* _Stated task_:
Copy the material verbatim, from its first line down to the line containing "divider <box>610 216 612 550</box>", including both ends.

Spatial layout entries
[Start]

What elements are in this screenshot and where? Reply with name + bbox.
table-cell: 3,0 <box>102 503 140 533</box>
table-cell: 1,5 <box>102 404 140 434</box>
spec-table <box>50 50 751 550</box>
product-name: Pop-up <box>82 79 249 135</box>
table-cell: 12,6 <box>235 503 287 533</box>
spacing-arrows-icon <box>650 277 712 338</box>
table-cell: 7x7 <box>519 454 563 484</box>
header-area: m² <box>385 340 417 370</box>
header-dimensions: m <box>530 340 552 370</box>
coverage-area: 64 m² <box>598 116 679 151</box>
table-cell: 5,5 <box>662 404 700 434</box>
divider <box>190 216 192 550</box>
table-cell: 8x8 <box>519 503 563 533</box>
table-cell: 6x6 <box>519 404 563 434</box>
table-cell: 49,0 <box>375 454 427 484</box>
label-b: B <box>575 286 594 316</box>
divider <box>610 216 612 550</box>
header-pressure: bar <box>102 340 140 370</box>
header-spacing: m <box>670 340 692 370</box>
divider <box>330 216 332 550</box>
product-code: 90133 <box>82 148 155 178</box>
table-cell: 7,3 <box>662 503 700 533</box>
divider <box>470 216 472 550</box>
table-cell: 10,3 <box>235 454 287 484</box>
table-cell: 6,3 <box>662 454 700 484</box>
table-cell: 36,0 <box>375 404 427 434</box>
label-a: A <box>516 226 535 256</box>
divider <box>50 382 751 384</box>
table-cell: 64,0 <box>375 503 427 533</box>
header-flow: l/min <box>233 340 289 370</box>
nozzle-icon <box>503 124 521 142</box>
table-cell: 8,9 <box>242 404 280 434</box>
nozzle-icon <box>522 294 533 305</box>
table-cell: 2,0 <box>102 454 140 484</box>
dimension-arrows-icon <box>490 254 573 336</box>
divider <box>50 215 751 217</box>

[End]

* _Solution to the exercise_:
What elements are in this screenshot and where? Reply with name + bbox.
table-cell: 3,0 <box>102 503 140 533</box>
table-cell: 1,5 <box>102 404 140 434</box>
spec-table <box>50 50 751 550</box>
product-name: Pop-up <box>82 79 249 135</box>
table-cell: 12,6 <box>235 503 287 533</box>
spacing-arrows-icon <box>650 277 712 338</box>
table-cell: 7x7 <box>519 454 563 484</box>
header-area: m² <box>385 340 417 370</box>
header-dimensions: m <box>530 340 552 370</box>
coverage-area: 64 m² <box>598 116 679 151</box>
table-cell: 5,5 <box>662 404 700 434</box>
divider <box>190 216 192 550</box>
table-cell: 8x8 <box>519 503 563 533</box>
table-cell: 6x6 <box>519 404 563 434</box>
table-cell: 49,0 <box>375 454 427 484</box>
label-b: B <box>575 286 594 316</box>
divider <box>610 216 612 550</box>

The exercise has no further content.